Dataset records
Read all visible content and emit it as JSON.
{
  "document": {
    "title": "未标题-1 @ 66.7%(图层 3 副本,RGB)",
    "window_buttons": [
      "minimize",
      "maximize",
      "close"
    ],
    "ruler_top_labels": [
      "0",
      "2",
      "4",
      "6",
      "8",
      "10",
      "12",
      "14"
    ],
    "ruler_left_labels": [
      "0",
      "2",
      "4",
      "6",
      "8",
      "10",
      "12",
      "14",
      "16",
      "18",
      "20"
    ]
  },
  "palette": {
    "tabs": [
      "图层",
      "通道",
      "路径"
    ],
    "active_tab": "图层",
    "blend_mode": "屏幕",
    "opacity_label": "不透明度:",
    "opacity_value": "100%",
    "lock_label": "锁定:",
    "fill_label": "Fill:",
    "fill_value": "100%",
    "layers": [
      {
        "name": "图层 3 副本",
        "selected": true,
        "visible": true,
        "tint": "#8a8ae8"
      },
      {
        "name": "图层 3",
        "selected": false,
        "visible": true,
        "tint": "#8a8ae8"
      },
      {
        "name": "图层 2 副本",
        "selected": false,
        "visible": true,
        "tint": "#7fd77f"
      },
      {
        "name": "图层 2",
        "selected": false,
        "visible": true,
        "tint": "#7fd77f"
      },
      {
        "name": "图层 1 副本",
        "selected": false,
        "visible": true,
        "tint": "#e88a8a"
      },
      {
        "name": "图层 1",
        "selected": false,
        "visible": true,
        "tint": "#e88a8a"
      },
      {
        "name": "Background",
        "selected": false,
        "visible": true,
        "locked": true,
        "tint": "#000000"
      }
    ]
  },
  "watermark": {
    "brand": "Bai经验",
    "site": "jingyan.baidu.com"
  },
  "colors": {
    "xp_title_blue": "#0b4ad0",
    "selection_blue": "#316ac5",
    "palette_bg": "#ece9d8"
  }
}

--- AIM OF THE TASK ---
Write every entry out again exactly.

--- COMPLETED TASK ---
Read all visible content and emit it as JSON.
{
  "document": {
    "title": "未标题-1 @ 66.7%(图层 3 副本,RGB)",
    "window_buttons": [
      "minimize",
      "maximize",
      "close"
    ],
    "ruler_top_labels": [
      "0",
      "2",
      "4",
      "6",
      "8",
      "10",
      "12",
      "14"
    ],
    "ruler_left_labels": [
      "0",
      "2",
      "4",
      "6",
      "8",
      "10",
      "12",
      "14",
      "16",
      "18",
      "20"
    ]
  },
  "palette": {
    "tabs": [
      "图层",
      "通道",
      "路径"
    ],
    "active_tab": "图层",
    "blend_mode": "屏幕",
    "opacity_label": "不透明度:",
    "opacity_value": "100%",
    "lock_label": "锁定:",
    "fill_label": "Fill:",
    "fill_value": "100%",
    "layers": [
      {
        "name": "图层 3 副本",
        "selected": true,
        "visible": true,
        "tint": "#8a8ae8"
      },
      {
        "name": "图层 3",
        "selected": false,
        "visible": true,
        "tint": "#8a8ae8"
      },
      {
        "name": "图层 2 副本",
        "selected": false,
        "visible": true,
        "tint": "#7fd77f"
      },
      {
        "name": "图层 2",
        "selected": false,
        "visible": true,
        "tint": "#7fd77f"
      },
      {
        "name": "图层 1 副本",
        "selected": false,
        "visible": true,
        "tint": "#e88a8a"
      },
      {
        "name": "图层 1",
        "selected": false,
        "visible": true,
        "tint": "#e88a8a"
      },
      {
        "name": "Background",
        "selected": false,
        "visible": true,
        "locked": true,
        "tint": "#000000"
      }
    ]
  },
  "watermark": {
    "brand": "Bai经验",
    "site": "jingyan.baidu.com"
  },
  "colors": {
    "xp_title_blue": "#0b4ad0",
    "selection_blue": "#316ac5",
    "palette_bg": "#ece9d8"
  }
}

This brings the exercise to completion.